-- begin Input rows --
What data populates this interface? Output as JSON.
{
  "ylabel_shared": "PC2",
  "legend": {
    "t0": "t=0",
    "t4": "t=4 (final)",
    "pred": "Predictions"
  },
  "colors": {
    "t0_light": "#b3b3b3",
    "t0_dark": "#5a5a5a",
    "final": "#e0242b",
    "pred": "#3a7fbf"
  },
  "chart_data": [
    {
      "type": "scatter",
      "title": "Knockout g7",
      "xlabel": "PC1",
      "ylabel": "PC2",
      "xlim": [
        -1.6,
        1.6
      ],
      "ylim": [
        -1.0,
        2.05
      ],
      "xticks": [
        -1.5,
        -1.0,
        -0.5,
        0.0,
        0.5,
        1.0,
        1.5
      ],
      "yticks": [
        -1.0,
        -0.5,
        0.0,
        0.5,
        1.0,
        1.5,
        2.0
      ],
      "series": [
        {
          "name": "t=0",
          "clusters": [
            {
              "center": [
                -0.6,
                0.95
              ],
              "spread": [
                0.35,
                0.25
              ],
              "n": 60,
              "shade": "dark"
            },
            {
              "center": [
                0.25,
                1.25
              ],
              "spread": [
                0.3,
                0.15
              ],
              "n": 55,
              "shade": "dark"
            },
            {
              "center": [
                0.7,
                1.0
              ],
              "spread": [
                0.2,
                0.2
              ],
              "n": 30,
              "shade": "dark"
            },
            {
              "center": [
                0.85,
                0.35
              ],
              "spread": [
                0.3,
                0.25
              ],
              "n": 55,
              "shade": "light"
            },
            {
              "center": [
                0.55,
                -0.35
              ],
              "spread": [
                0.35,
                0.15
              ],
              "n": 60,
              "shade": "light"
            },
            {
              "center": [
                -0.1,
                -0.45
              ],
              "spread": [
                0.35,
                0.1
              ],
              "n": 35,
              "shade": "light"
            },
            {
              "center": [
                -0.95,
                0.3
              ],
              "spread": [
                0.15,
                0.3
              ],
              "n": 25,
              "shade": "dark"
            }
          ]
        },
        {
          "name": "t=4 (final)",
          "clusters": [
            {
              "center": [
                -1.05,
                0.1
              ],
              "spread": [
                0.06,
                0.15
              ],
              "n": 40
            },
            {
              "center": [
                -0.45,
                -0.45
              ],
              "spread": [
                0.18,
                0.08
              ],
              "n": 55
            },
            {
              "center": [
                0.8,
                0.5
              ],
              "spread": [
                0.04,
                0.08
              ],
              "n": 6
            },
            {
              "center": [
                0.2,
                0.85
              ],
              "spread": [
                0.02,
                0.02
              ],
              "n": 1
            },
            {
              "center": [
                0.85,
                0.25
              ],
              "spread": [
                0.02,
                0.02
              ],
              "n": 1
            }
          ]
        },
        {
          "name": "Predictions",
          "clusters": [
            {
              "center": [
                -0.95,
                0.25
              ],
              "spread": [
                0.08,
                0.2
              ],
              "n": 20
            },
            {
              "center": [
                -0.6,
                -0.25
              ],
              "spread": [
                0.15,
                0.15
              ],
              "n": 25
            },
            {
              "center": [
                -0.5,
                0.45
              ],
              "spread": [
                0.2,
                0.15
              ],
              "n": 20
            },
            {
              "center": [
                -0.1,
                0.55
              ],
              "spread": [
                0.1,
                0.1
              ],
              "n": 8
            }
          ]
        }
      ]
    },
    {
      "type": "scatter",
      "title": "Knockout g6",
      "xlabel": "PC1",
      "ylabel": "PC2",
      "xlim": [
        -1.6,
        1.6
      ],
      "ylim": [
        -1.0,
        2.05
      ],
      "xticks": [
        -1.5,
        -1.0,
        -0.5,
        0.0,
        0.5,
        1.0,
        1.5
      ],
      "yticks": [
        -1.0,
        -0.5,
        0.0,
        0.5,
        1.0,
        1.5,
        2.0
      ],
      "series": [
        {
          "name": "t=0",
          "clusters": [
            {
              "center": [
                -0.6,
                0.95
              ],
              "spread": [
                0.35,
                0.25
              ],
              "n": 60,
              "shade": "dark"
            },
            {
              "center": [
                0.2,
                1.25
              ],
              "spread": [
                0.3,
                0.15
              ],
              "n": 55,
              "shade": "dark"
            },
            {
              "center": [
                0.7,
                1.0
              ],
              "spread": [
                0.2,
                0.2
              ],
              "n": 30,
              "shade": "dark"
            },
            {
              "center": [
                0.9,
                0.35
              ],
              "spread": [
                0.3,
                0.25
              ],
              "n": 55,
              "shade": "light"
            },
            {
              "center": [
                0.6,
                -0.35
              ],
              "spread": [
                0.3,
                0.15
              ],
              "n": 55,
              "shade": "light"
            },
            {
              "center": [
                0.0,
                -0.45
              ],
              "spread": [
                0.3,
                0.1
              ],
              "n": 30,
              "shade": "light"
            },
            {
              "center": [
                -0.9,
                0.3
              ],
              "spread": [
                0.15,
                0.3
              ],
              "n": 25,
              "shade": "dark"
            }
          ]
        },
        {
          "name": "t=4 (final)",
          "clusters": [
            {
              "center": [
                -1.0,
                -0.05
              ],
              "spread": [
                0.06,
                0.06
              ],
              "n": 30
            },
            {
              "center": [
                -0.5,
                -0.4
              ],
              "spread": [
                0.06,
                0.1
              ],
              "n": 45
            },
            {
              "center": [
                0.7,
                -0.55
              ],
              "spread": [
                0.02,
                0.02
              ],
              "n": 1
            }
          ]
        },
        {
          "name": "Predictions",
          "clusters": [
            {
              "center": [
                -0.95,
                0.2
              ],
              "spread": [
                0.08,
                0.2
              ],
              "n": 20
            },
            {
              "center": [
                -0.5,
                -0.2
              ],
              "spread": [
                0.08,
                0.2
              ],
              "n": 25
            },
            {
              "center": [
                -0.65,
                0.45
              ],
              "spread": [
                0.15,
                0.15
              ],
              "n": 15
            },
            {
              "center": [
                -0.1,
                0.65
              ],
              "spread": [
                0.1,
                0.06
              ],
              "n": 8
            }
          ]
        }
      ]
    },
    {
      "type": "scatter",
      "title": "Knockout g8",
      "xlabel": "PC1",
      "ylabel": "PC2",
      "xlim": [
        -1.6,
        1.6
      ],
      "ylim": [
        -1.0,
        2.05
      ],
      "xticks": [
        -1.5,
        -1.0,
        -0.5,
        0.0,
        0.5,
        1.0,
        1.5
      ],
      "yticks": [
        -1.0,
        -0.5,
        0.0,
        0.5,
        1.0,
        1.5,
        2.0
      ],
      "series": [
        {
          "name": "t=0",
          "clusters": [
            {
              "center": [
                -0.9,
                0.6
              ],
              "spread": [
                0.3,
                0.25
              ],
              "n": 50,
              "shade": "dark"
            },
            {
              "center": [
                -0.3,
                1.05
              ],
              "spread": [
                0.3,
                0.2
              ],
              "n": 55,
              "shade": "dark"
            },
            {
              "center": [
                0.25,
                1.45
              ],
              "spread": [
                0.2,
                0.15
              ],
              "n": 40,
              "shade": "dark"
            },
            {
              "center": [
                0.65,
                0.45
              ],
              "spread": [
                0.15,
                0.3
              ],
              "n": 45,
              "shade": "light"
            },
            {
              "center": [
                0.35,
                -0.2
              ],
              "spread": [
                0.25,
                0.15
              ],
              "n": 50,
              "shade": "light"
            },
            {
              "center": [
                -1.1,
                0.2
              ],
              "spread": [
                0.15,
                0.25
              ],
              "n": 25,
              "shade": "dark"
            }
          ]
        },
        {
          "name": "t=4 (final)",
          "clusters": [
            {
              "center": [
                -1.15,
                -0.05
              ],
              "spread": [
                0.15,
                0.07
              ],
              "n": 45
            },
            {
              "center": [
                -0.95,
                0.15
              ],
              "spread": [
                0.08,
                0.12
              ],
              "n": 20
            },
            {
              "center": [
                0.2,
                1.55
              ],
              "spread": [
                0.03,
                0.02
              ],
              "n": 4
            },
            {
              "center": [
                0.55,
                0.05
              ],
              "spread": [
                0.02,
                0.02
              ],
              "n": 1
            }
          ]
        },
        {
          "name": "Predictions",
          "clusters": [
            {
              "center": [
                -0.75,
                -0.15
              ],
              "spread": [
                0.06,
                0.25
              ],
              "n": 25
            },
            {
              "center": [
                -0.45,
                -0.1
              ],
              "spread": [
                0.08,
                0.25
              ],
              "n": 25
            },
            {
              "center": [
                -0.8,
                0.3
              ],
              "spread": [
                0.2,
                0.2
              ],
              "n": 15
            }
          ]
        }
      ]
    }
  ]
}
-- end Input rows --
To be done -
Look through the entries and find each line that has the string "title". Copy those lines.

Exercise response -
      "title": "Knockout g7",
      "title": "Knockout g6",
      "title": "Knockout g8",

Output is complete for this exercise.